Records:
==================================================

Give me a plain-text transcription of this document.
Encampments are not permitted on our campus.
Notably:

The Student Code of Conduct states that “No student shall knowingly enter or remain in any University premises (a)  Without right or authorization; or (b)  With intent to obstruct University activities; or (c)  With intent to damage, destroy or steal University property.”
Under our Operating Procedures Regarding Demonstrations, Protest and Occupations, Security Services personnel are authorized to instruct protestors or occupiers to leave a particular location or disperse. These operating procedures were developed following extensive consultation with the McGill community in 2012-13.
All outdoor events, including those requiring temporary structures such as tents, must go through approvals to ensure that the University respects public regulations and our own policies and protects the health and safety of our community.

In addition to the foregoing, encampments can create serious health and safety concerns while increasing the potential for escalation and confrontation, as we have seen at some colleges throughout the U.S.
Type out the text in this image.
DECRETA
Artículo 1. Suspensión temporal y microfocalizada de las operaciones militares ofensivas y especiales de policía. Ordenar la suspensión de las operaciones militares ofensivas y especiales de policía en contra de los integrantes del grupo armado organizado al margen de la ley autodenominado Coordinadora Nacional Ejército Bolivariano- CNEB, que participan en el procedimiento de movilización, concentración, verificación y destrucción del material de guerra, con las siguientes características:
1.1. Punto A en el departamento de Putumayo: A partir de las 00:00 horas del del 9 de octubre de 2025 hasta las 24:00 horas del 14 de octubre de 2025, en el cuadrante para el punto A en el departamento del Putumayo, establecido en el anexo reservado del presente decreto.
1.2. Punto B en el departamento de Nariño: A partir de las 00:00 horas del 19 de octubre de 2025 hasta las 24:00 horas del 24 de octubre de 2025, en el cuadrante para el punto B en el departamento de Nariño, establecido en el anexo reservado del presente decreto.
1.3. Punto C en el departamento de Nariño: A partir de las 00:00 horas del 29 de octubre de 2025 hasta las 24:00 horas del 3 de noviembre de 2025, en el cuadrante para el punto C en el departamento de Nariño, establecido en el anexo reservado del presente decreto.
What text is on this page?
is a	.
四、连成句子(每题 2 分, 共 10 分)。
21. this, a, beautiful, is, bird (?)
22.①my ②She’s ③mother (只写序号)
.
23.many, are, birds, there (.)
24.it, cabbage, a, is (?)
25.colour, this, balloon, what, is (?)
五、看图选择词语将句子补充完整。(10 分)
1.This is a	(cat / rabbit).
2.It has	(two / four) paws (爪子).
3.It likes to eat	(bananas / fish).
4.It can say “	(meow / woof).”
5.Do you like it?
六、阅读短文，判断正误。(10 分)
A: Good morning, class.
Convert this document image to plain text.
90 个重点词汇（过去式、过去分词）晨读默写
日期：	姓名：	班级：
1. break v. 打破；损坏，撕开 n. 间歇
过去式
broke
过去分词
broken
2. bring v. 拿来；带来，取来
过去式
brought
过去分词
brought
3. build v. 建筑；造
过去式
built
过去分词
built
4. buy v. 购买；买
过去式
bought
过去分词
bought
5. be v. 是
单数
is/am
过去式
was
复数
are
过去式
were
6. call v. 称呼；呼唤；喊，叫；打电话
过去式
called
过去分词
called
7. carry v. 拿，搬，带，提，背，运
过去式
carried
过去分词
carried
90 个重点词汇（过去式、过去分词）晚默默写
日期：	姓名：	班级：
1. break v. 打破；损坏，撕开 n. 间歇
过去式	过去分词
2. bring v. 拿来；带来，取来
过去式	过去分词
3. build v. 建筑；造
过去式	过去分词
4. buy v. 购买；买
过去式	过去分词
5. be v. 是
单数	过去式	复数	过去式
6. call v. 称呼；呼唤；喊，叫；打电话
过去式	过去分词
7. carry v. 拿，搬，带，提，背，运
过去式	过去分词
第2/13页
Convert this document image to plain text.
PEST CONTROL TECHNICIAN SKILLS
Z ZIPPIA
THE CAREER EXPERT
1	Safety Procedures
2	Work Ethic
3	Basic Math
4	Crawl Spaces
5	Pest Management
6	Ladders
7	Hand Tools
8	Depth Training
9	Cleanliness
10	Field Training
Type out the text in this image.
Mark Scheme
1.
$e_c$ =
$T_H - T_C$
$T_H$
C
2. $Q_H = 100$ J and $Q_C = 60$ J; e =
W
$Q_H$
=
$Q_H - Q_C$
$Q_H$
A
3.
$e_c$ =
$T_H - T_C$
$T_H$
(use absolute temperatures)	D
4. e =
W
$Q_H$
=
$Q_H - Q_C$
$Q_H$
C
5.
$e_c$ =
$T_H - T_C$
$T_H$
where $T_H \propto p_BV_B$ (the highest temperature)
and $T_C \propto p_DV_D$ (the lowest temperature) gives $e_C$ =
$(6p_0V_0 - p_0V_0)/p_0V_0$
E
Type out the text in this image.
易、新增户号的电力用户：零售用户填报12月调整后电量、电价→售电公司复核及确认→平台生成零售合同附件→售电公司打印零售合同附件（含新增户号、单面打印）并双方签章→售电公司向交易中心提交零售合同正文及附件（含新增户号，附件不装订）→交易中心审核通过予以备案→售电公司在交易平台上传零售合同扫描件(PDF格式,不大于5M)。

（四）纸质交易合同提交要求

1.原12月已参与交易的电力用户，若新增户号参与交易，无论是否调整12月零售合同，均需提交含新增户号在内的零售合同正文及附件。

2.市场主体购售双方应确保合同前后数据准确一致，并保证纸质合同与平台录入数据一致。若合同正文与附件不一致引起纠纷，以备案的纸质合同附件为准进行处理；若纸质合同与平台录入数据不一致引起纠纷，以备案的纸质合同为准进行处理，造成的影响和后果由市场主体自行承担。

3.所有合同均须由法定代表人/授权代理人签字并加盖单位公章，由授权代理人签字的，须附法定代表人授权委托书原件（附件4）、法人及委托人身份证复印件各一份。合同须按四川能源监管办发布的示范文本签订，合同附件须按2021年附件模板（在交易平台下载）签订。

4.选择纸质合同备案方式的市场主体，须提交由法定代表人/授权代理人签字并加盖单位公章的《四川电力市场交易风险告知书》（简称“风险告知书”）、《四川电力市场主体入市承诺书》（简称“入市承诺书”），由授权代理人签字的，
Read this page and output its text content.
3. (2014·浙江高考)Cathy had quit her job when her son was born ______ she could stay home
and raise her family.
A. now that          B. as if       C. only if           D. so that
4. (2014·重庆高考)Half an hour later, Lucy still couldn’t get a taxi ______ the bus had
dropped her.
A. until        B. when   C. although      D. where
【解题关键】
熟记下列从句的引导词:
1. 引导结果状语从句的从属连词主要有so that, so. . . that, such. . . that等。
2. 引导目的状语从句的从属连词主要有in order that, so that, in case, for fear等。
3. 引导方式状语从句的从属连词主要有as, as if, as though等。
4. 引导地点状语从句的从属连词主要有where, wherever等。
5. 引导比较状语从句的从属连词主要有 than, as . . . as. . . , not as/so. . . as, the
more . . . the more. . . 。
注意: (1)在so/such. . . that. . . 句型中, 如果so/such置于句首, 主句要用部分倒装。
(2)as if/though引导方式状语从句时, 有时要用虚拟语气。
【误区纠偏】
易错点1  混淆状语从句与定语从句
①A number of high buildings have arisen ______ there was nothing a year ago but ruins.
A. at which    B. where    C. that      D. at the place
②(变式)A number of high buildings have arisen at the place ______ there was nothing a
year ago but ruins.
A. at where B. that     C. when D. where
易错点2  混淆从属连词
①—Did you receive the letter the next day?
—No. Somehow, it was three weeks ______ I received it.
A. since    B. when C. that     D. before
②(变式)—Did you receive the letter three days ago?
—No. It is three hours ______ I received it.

==================================================

== The task ==
Read the entries and pick out all lines that include the word "number".

== Result for this exercise ==
①A number of high buildings have arisen ______ there was nothing a year ago but ruins.
②(变式)A number of high buildings have arisen at the place ______ there was nothing a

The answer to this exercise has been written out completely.